Dataset items
= = = =

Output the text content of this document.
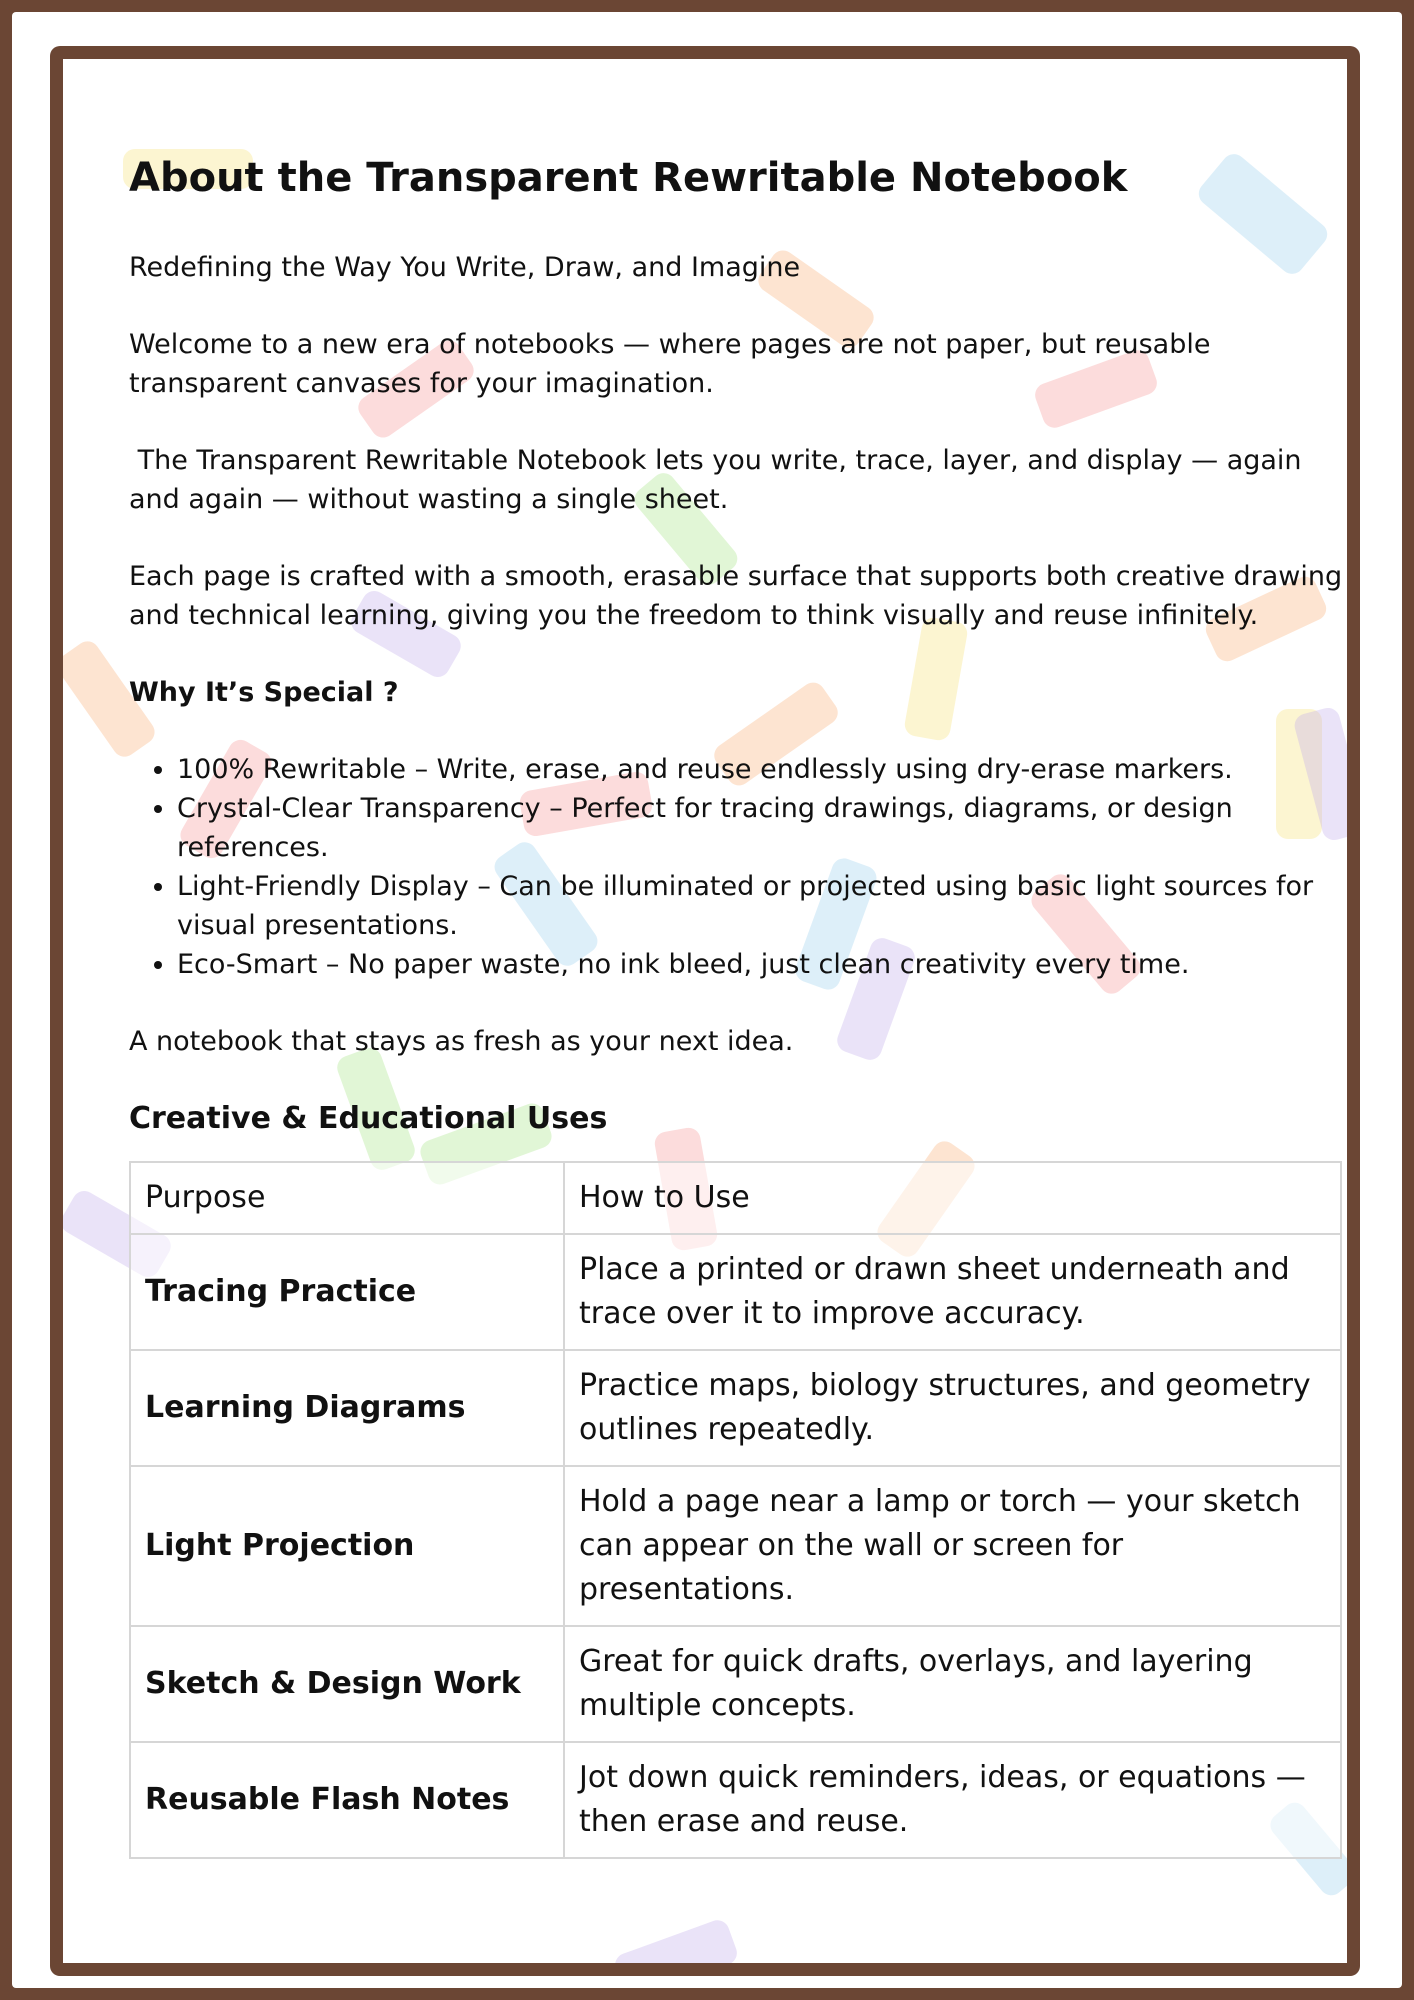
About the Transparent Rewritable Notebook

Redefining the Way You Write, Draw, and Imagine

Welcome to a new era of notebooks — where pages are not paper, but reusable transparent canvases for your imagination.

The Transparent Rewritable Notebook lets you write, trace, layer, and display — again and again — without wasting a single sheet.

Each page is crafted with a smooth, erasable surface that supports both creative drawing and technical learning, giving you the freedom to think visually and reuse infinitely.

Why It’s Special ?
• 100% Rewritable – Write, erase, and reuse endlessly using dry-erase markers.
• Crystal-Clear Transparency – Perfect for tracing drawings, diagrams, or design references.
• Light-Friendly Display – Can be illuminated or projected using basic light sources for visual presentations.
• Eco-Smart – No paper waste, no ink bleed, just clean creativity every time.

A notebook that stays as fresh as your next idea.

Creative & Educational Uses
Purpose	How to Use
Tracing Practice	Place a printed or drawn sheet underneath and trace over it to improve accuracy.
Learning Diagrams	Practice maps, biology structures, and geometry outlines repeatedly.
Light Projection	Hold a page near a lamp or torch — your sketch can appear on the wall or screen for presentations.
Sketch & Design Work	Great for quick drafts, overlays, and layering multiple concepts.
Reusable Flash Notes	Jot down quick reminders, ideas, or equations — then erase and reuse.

= = = =

◆ **PROBLEM TO WORK ON**
Without including any pictures, print each record exactly.

◆ **SOLVED EXERCISE**
Output the text content of this document.
About the Transparent Rewritable Notebook

Redefining the Way You Write, Draw, and Imagine

Welcome to a new era of notebooks — where pages are not paper, but reusable transparent canvases for your imagination.

The Transparent Rewritable Notebook lets you write, trace, layer, and display — again and again — without wasting a single sheet.

Each page is crafted with a smooth, erasable surface that supports both creative drawing and technical learning, giving you the freedom to think visually and reuse infinitely.

Why It’s Special ?
• 100% Rewritable – Write, erase, and reuse endlessly using dry-erase markers.
• Crystal-Clear Transparency – Perfect for tracing drawings, diagrams, or design references.
• Light-Friendly Display – Can be illuminated or projected using basic light sources for visual presentations.
• Eco-Smart – No paper waste, no ink bleed, just clean creativity every time.

A notebook that stays as fresh as your next idea.

Creative & Educational Uses
Purpose	How to Use
Tracing Practice	Place a printed or drawn sheet underneath and trace over it to improve accuracy.
Learning Diagrams	Practice maps, biology structures, and geometry outlines repeatedly.
Light Projection	Hold a page near a lamp or torch — your sketch can appear on the wall or screen for presentations.
Sketch & Design Work	Great for quick drafts, overlays, and layering multiple concepts.
Reusable Flash Notes	Jot down quick reminders, ideas, or equations — then erase and reuse.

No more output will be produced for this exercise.